-- Written problem --
Transcribe each line exactly.

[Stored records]
+-------+
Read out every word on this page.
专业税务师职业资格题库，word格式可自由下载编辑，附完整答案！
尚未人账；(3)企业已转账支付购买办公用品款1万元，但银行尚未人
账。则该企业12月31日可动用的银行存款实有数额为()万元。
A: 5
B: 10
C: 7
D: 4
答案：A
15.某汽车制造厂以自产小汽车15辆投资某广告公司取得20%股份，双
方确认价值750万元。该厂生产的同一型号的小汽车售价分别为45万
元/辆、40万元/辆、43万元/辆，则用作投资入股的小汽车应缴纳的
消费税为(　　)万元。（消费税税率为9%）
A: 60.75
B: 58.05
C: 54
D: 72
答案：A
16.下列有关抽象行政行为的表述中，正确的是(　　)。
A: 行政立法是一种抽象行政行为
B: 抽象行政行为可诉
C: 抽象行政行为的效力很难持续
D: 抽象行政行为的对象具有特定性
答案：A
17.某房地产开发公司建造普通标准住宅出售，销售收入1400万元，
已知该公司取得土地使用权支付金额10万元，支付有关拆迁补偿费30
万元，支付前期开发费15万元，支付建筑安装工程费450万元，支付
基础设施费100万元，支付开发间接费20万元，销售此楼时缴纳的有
+-------+
-- Task response --
Read out every word on this page.
专业税务师职业资格题库，word格式可自由下载编辑，附完整答案！
尚未人账；(3)企业已转账支付购买办公用品款1万元，但银行尚未人
账。则该企业12月31日可动用的银行存款实有数额为()万元。
A: 5
B: 10
C: 7
D: 4
答案：A
15.某汽车制造厂以自产小汽车15辆投资某广告公司取得20%股份，双
方确认价值750万元。该厂生产的同一型号的小汽车售价分别为45万
元/辆、40万元/辆、43万元/辆，则用作投资入股的小汽车应缴纳的
消费税为(　　)万元。（消费税税率为9%）
A: 60.75
B: 58.05
C: 54
D: 72
答案：A
16.下列有关抽象行政行为的表述中，正确的是(　　)。
A: 行政立法是一种抽象行政行为
B: 抽象行政行为可诉
C: 抽象行政行为的效力很难持续
D: 抽象行政行为的对象具有特定性
答案：A
17.某房地产开发公司建造普通标准住宅出售，销售收入1400万元，
已知该公司取得土地使用权支付金额10万元，支付有关拆迁补偿费30
万元，支付前期开发费15万元，支付建筑安装工程费450万元，支付
基础设施费100万元，支付开发间接费20万元，销售此楼时缴纳的有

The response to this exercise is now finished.